Task goal:
Beginning at the line that contains "Output a JSON", transcribe the remaining lines of the listing exactly; include the final line and omit everything before.

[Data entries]
⟨

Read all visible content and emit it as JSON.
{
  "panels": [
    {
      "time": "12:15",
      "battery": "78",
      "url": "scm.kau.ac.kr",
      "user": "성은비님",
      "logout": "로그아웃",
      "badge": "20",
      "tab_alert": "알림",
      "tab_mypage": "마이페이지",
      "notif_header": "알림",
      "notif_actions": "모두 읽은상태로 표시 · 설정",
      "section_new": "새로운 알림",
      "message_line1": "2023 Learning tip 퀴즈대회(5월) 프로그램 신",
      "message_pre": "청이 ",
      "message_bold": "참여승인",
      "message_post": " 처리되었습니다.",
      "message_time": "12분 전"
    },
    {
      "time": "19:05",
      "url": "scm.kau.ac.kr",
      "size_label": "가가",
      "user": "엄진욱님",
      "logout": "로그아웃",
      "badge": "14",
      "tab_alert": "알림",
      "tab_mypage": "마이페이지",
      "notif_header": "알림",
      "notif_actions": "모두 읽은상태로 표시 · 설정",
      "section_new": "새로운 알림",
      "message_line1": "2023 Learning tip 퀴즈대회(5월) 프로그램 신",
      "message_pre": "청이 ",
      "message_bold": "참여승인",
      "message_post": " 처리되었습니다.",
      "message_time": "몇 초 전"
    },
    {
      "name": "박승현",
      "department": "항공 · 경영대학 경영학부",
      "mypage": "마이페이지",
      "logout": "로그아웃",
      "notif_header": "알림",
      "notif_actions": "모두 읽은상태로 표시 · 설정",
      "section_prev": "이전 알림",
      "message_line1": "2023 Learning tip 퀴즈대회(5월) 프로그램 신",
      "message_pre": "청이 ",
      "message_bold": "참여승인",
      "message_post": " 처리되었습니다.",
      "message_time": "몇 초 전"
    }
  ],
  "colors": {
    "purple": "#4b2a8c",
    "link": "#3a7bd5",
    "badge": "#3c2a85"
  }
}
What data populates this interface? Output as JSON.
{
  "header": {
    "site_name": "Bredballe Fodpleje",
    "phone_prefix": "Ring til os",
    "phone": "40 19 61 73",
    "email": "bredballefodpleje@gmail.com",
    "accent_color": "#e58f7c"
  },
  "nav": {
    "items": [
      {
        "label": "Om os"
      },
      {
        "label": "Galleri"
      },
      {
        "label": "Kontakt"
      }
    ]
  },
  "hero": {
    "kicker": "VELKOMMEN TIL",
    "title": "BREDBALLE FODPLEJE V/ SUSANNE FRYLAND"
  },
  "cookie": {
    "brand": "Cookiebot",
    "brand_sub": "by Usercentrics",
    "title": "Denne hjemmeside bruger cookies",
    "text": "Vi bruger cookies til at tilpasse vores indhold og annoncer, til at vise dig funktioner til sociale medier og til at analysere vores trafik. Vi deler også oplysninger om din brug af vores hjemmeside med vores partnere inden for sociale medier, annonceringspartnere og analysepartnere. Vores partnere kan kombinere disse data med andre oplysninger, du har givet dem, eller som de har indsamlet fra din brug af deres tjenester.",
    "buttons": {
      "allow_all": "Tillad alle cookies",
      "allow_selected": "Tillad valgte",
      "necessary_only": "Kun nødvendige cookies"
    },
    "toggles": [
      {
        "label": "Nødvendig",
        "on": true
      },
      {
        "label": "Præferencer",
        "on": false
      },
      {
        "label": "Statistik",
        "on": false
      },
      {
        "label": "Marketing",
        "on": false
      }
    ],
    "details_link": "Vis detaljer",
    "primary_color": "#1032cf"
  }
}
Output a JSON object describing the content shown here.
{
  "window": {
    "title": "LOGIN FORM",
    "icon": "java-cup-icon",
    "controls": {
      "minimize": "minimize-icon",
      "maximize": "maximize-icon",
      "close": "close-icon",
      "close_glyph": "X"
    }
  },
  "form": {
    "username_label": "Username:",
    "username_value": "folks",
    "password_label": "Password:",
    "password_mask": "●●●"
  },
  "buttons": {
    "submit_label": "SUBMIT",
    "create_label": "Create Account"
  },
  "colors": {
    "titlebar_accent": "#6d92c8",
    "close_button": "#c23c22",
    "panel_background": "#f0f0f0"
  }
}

⟩

Task answer:
Output a JSON object describing the content shown here.
{
  "window": {
    "title": "LOGIN FORM",
    "icon": "java-cup-icon",
    "controls": {
      "minimize": "minimize-icon",
      "maximize": "maximize-icon",
      "close": "close-icon",
      "close_glyph": "X"
    }
  },
  "form": {
    "username_label": "Username:",
    "username_value": "folks",
    "password_label": "Password:",
    "password_mask": "●●●"
  },
  "buttons": {
    "submit_label": "SUBMIT",
    "create_label": "Create Account"
  },
  "colors": {
    "titlebar_accent": "#6d92c8",
    "close_button": "#c23c22",
    "panel_background": "#f0f0f0"
  }
}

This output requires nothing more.